◆ DIRECTIONS ◆
Copy every row below verbatim, leaving out the pictures.

◆ DATA ENTRIES ◆
***
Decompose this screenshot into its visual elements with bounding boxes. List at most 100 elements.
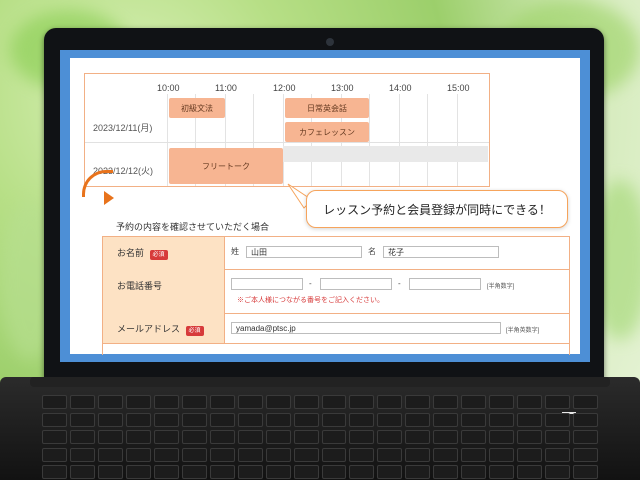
grid-line bbox=[457, 94, 458, 186]
keyboard-key bbox=[321, 395, 347, 409]
grid-line bbox=[399, 94, 400, 186]
email-row: メールアドレス 必須 yamada@ptsc.jp [半角英数字] bbox=[103, 313, 569, 344]
keyboard-key bbox=[69, 395, 95, 409]
keyboard-key bbox=[265, 412, 291, 427]
keyboard-key bbox=[265, 447, 291, 462]
keyboard-key bbox=[405, 465, 431, 480]
name-label-cell: お名前 必須 bbox=[103, 237, 225, 269]
keyboard-key bbox=[545, 395, 571, 409]
keyboard-key bbox=[545, 430, 571, 445]
first-name-input[interactable]: 花子 bbox=[383, 246, 499, 258]
keyboard-key bbox=[209, 412, 235, 427]
email-hint: [半角英数字] bbox=[506, 328, 540, 334]
keyboard-key bbox=[517, 465, 543, 480]
keyboard-key bbox=[405, 412, 431, 427]
keyboard-key bbox=[237, 395, 263, 409]
keyboard-key bbox=[125, 412, 151, 427]
email-input[interactable]: yamada@ptsc.jp bbox=[231, 322, 501, 334]
phone-input-2[interactable] bbox=[320, 278, 392, 290]
email-label: メールアドレス 必須 bbox=[117, 322, 204, 336]
keyboard-key bbox=[69, 447, 95, 462]
keyboard-key bbox=[377, 430, 403, 445]
keyboard-key bbox=[97, 430, 123, 445]
keyboard-key bbox=[153, 395, 179, 409]
time-label: 12:00 bbox=[273, 83, 296, 93]
keyboard-key bbox=[181, 412, 207, 427]
keyboard-key bbox=[433, 465, 459, 480]
keyboard-key bbox=[209, 430, 235, 445]
email-label-text: メールアドレス bbox=[117, 324, 181, 334]
keyboard-key bbox=[97, 412, 123, 427]
unavailable-block bbox=[283, 146, 488, 162]
arrow-head-icon bbox=[104, 191, 114, 205]
keyboard-key bbox=[461, 412, 487, 427]
keyboard-key bbox=[489, 395, 515, 409]
keyboard-key bbox=[153, 412, 179, 427]
phone-input-1[interactable] bbox=[231, 278, 303, 290]
keyboard-key bbox=[461, 447, 487, 462]
phone-label: お電話番号 bbox=[117, 281, 163, 291]
lesson-slot[interactable]: 日常英会話 bbox=[285, 98, 369, 118]
keyboard-key bbox=[97, 395, 123, 409]
keyboard-key bbox=[153, 430, 179, 445]
webcam bbox=[326, 38, 334, 46]
keyboard-key bbox=[209, 395, 235, 409]
keyboard-key bbox=[517, 447, 543, 462]
required-badge: 必須 bbox=[149, 250, 168, 260]
registration-form: お名前 必須 姓 山田 名 花子 お電話番号 - - [半角数字] ※ご本人様に… bbox=[102, 236, 570, 355]
keyboard-key bbox=[69, 412, 95, 427]
phone-separator: - bbox=[309, 279, 312, 288]
time-label: 10:00 bbox=[157, 83, 180, 93]
keyboard-key bbox=[573, 430, 598, 445]
keyboard-key bbox=[321, 412, 347, 427]
keyboard-key bbox=[125, 430, 151, 445]
last-name-label: 姓 bbox=[231, 247, 239, 256]
keyboard-key bbox=[69, 430, 95, 445]
keyboard-key bbox=[349, 395, 375, 409]
keyboard-key bbox=[237, 465, 263, 480]
keyboard-key bbox=[489, 465, 515, 480]
keyboard-key bbox=[209, 465, 235, 480]
keyboard-key bbox=[433, 412, 459, 427]
keyboard-key bbox=[377, 447, 403, 462]
time-label: 13:00 bbox=[331, 83, 354, 93]
grid-line bbox=[427, 94, 428, 186]
name-row: お名前 必須 姓 山田 名 花子 bbox=[103, 237, 569, 270]
keyboard-key bbox=[573, 412, 598, 427]
grid-line bbox=[369, 94, 370, 186]
keyboard-key bbox=[489, 412, 515, 427]
row-divider bbox=[85, 142, 489, 143]
keyboard-key bbox=[573, 395, 598, 409]
last-name-input[interactable]: 山田 bbox=[246, 246, 362, 258]
keyboard-key bbox=[42, 395, 67, 409]
lesson-slot[interactable]: カフェレッスン bbox=[285, 122, 369, 142]
keyboard-key bbox=[153, 447, 179, 462]
date-label: 2023/12/11(月) bbox=[93, 123, 153, 133]
keyboard-key bbox=[125, 447, 151, 462]
keyboard-key bbox=[321, 465, 347, 480]
lesson-slot[interactable]: フリートーク bbox=[169, 148, 283, 184]
keyboard-key bbox=[181, 447, 207, 462]
keyboard-key bbox=[321, 447, 347, 462]
time-label: 11:00 bbox=[215, 83, 237, 93]
required-badge: 必須 bbox=[185, 326, 204, 336]
keyboard-key bbox=[265, 430, 291, 445]
form-intro: 予約の内容を確認させていただく場合 bbox=[116, 222, 270, 232]
keyboard-key bbox=[42, 465, 67, 480]
name-label-text: お名前 bbox=[117, 248, 145, 258]
name-label: お名前 必須 bbox=[117, 246, 168, 260]
phone-row: お電話番号 - - [半角数字] ※ご本人様につながる番号をご記入ください。 bbox=[103, 269, 569, 314]
keyboard-key bbox=[377, 395, 403, 409]
keyboard-key bbox=[237, 447, 263, 462]
lesson-slot[interactable]: 初級文法 bbox=[169, 98, 225, 118]
keyboard-key bbox=[461, 430, 487, 445]
phone-input-3[interactable] bbox=[409, 278, 481, 290]
keyboard-key bbox=[321, 430, 347, 445]
keyboard-key bbox=[125, 395, 151, 409]
keyboard-key bbox=[265, 465, 291, 480]
keyboard-key bbox=[293, 465, 319, 480]
keyboard-key bbox=[181, 430, 207, 445]
keyboard-key bbox=[293, 395, 319, 409]
phone-label-cell: お電話番号 bbox=[103, 269, 225, 313]
keyboard-key bbox=[153, 465, 179, 480]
***
◆ COMPLETE OUTPUT ◆
Decompose this screenshot into its visual elements with bounding boxes. List at most 100 elements.
grid-line bbox=[457, 94, 458, 186]
keyboard-key bbox=[321, 395, 347, 409]
grid-line bbox=[399, 94, 400, 186]
email-row: メールアドレス 必須 yamada@ptsc.jp [半角英数字] bbox=[103, 313, 569, 344]
keyboard-key bbox=[69, 395, 95, 409]
keyboard-key bbox=[265, 412, 291, 427]
keyboard-key bbox=[265, 447, 291, 462]
keyboard-key bbox=[405, 465, 431, 480]
name-label-cell: お名前 必須 bbox=[103, 237, 225, 269]
keyboard-key bbox=[545, 395, 571, 409]
keyboard-key bbox=[545, 430, 571, 445]
first-name-input[interactable]: 花子 bbox=[383, 246, 499, 258]
keyboard-key bbox=[209, 412, 235, 427]
email-hint: [半角英数字] bbox=[506, 328, 540, 334]
keyboard-key bbox=[517, 465, 543, 480]
keyboard-key bbox=[405, 412, 431, 427]
keyboard-key bbox=[237, 395, 263, 409]
keyboard-key bbox=[125, 412, 151, 427]
email-input[interactable]: yamada@ptsc.jp bbox=[231, 322, 501, 334]
phone-input-2[interactable] bbox=[320, 278, 392, 290]
email-label: メールアドレス 必須 bbox=[117, 322, 204, 336]
keyboard-key bbox=[69, 447, 95, 462]
keyboard-key bbox=[377, 430, 403, 445]
keyboard-key bbox=[97, 430, 123, 445]
keyboard-key bbox=[153, 395, 179, 409]
time-label: 12:00 bbox=[273, 83, 296, 93]
keyboard-key bbox=[181, 412, 207, 427]
keyboard-key bbox=[433, 465, 459, 480]
keyboard-key bbox=[209, 430, 235, 445]
email-label-text: メールアドレス bbox=[117, 324, 181, 334]
keyboard-key bbox=[97, 412, 123, 427]
unavailable-block bbox=[283, 146, 488, 162]
arrow-head-icon bbox=[104, 191, 114, 205]
keyboard-key bbox=[461, 412, 487, 427]
keyboard-key bbox=[489, 395, 515, 409]
keyboard-key bbox=[153, 412, 179, 427]
phone-input-1[interactable] bbox=[231, 278, 303, 290]
keyboard-key bbox=[461, 447, 487, 462]
phone-label: お電話番号 bbox=[117, 281, 163, 291]
lesson-slot[interactable]: 日常英会話 bbox=[285, 98, 369, 118]
keyboard-key bbox=[97, 395, 123, 409]
keyboard-key bbox=[153, 430, 179, 445]
webcam bbox=[326, 38, 334, 46]
keyboard-key bbox=[209, 395, 235, 409]
keyboard-key bbox=[517, 447, 543, 462]
required-badge: 必須 bbox=[149, 250, 168, 260]
registration-form: お名前 必須 姓 山田 名 花子 お電話番号 - - [半角数字] ※ご本人様に… bbox=[102, 236, 570, 355]
keyboard-key bbox=[69, 412, 95, 427]
phone-separator: - bbox=[309, 279, 312, 288]
time-label: 10:00 bbox=[157, 83, 180, 93]
keyboard-key bbox=[573, 430, 598, 445]
keyboard-key bbox=[321, 412, 347, 427]
keyboard-key bbox=[125, 430, 151, 445]
last-name-label: 姓 bbox=[231, 247, 239, 256]
keyboard-key bbox=[69, 430, 95, 445]
keyboard-key bbox=[349, 395, 375, 409]
keyboard-key bbox=[237, 465, 263, 480]
keyboard-key bbox=[489, 465, 515, 480]
keyboard-key bbox=[209, 465, 235, 480]
keyboard-key bbox=[433, 412, 459, 427]
keyboard-key bbox=[377, 447, 403, 462]
time-label: 13:00 bbox=[331, 83, 354, 93]
grid-line bbox=[427, 94, 428, 186]
name-row: お名前 必須 姓 山田 名 花子 bbox=[103, 237, 569, 270]
keyboard-key bbox=[573, 412, 598, 427]
grid-line bbox=[369, 94, 370, 186]
keyboard-key bbox=[489, 412, 515, 427]
row-divider bbox=[85, 142, 489, 143]
keyboard-key bbox=[573, 395, 598, 409]
last-name-input[interactable]: 山田 bbox=[246, 246, 362, 258]
keyboard-key bbox=[42, 395, 67, 409]
lesson-slot[interactable]: カフェレッスン bbox=[285, 122, 369, 142]
keyboard-key bbox=[153, 447, 179, 462]
date-label: 2023/12/11(月) bbox=[93, 123, 153, 133]
keyboard-key bbox=[125, 447, 151, 462]
keyboard-key bbox=[321, 465, 347, 480]
lesson-slot[interactable]: フリートーク bbox=[169, 148, 283, 184]
keyboard-key bbox=[181, 447, 207, 462]
keyboard-key bbox=[321, 447, 347, 462]
time-label: 11:00 bbox=[215, 83, 237, 93]
required-badge: 必須 bbox=[185, 326, 204, 336]
keyboard-key bbox=[265, 430, 291, 445]
form-intro: 予約の内容を確認させていただく場合 bbox=[116, 222, 270, 232]
keyboard-key bbox=[42, 465, 67, 480]
name-label-text: お名前 bbox=[117, 248, 145, 258]
name-label: お名前 必須 bbox=[117, 246, 168, 260]
phone-row: お電話番号 - - [半角数字] ※ご本人様につながる番号をご記入ください。 bbox=[103, 269, 569, 314]
keyboard-key bbox=[377, 395, 403, 409]
keyboard-key bbox=[237, 447, 263, 462]
lesson-slot[interactable]: 初級文法 bbox=[169, 98, 225, 118]
keyboard-key bbox=[461, 430, 487, 445]
phone-input-3[interactable] bbox=[409, 278, 481, 290]
keyboard-key bbox=[321, 430, 347, 445]
keyboard-key bbox=[125, 395, 151, 409]
keyboard-key bbox=[265, 465, 291, 480]
keyboard-key bbox=[293, 465, 319, 480]
keyboard-key bbox=[181, 430, 207, 445]
keyboard-key bbox=[293, 395, 319, 409]
phone-label-cell: お電話番号 bbox=[103, 269, 225, 313]
keyboard-key bbox=[153, 465, 179, 480]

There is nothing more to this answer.